GOAL OF THE EXERCISE:
Find out how many lines of the material contain the string "text" and give only that figure.

Items from a figure collection
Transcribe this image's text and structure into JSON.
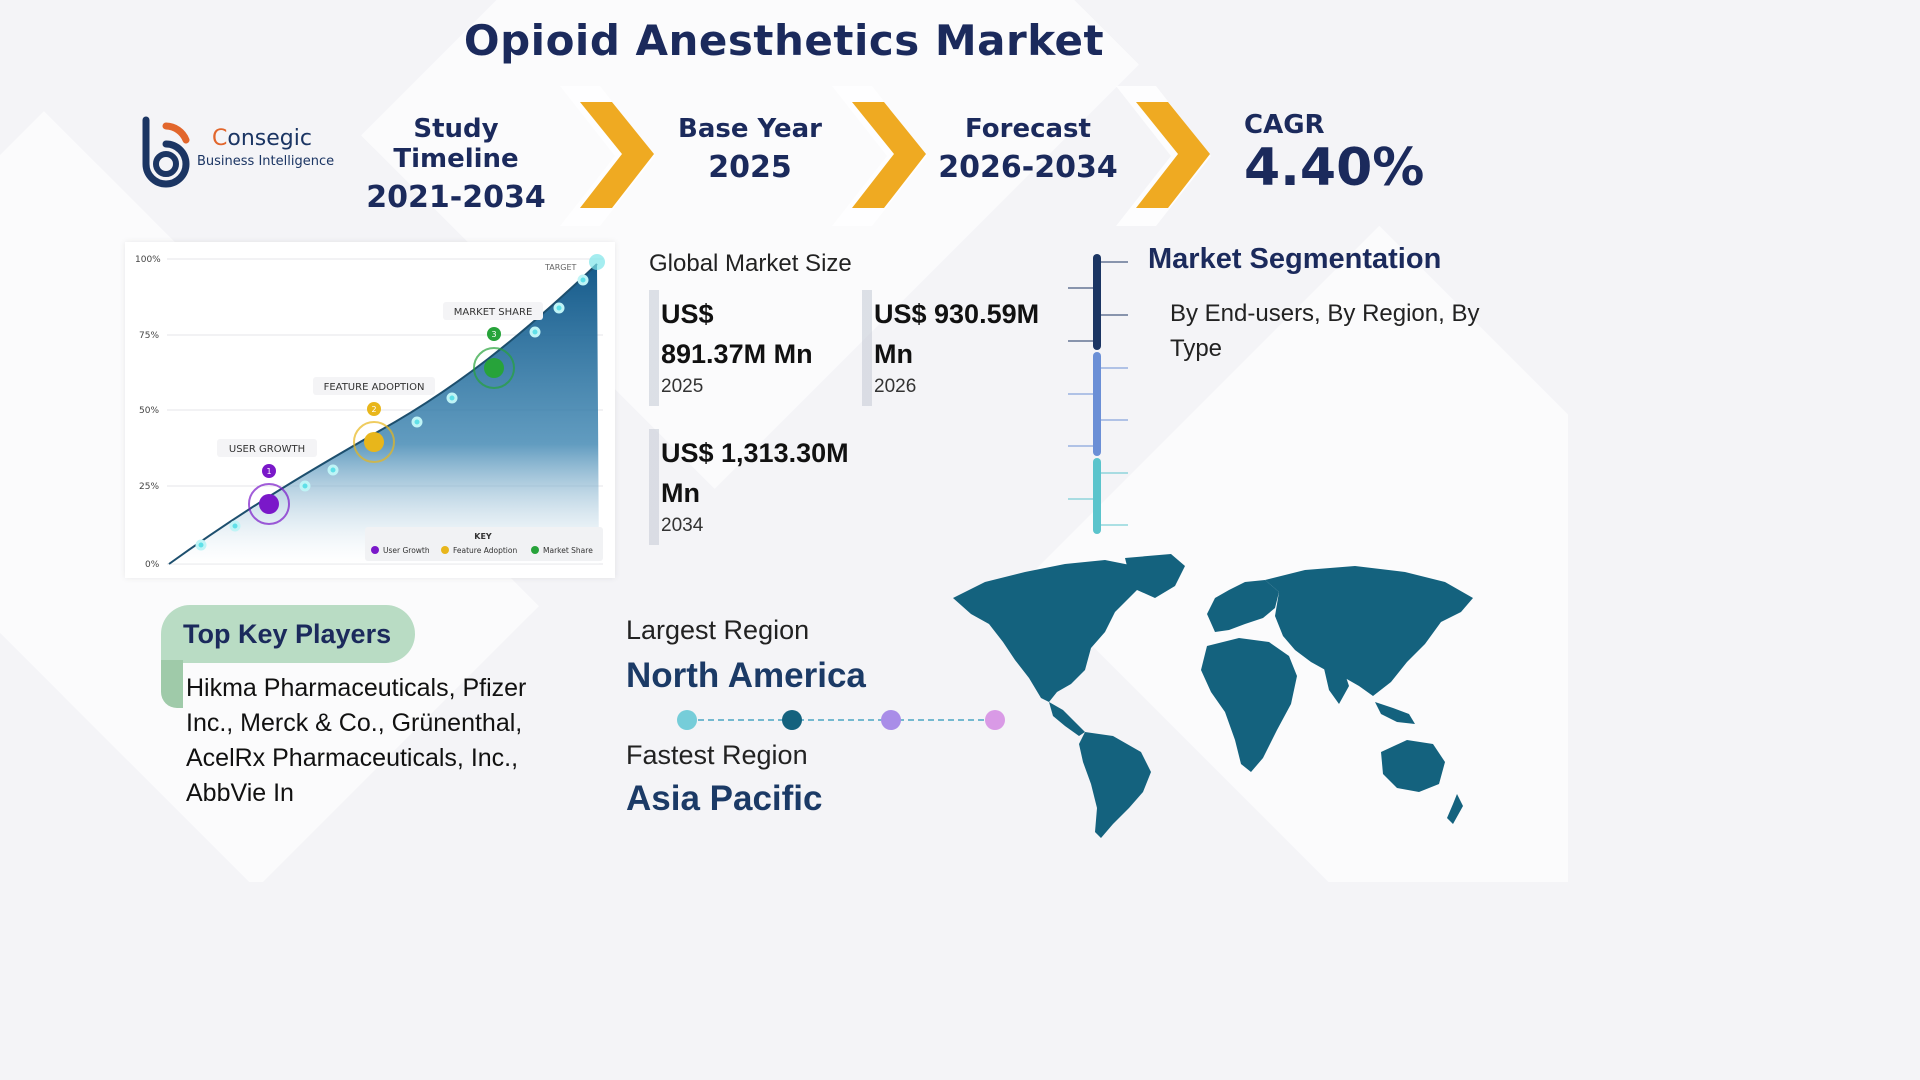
{
  "title": "Opioid Anesthetics Market",
  "logo": {
    "name_part1": "C",
    "name_part2": "onsegic",
    "subtitle": "Business Intelligence"
  },
  "timeline": [
    {
      "label": "Study Timeline",
      "value": "2021-2034"
    },
    {
      "label": "Base Year",
      "value": "2025"
    },
    {
      "label": "Forecast",
      "value": "2026-2034"
    }
  ],
  "cagr": {
    "label": "CAGR",
    "value": "4.40%"
  },
  "illustration": {
    "y_ticks": [
      "100%",
      "75%",
      "50%",
      "25%",
      "0%"
    ],
    "target_label": "TARGET",
    "milestones": [
      {
        "number": "1",
        "label": "USER GROWTH",
        "color": "#7a18c9"
      },
      {
        "number": "2",
        "label": "FEATURE ADOPTION",
        "color": "#e8b61b"
      },
      {
        "number": "3",
        "label": "MARKET SHARE",
        "color": "#27a33a"
      }
    ],
    "key_title": "KEY",
    "key_items": [
      "User Growth",
      "Feature Adoption",
      "Market Share"
    ]
  },
  "market_size": {
    "title": "Global Market Size",
    "cards": [
      {
        "value": "US$ 891.37M Mn",
        "year": "2025"
      },
      {
        "value": "US$ 930.59M Mn",
        "year": "2026"
      },
      {
        "value": "US$ 1,313.30M Mn",
        "year": "2034"
      }
    ]
  },
  "segmentation": {
    "title": "Market Segmentation",
    "text": "By End-users, By Region, By Type"
  },
  "key_players": {
    "title": "Top Key Players",
    "text": "Hikma Pharmaceuticals, Pfizer Inc., Merck & Co., Grünenthal, AcelRx Pharmaceuticals, Inc., AbbVie In"
  },
  "regions": {
    "largest_label": "Largest Region",
    "largest_value": "North America",
    "fastest_label": "Fastest Region",
    "fastest_value": "Asia Pacific"
  },
  "colors": {
    "navy": "#1b2a5c",
    "chevron": "#efaa22",
    "map": "#14627e",
    "tab_green": "#b9dcc4"
  }
}
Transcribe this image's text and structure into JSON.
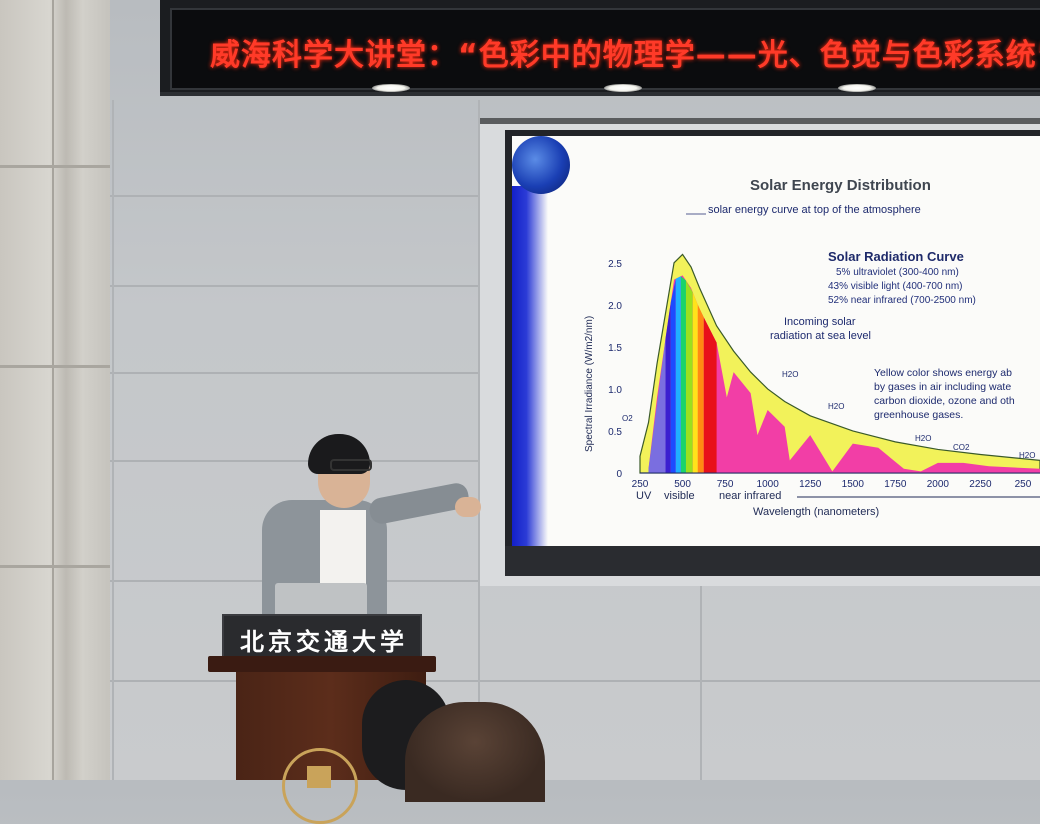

ANSWER TO THE EXERCISE:
4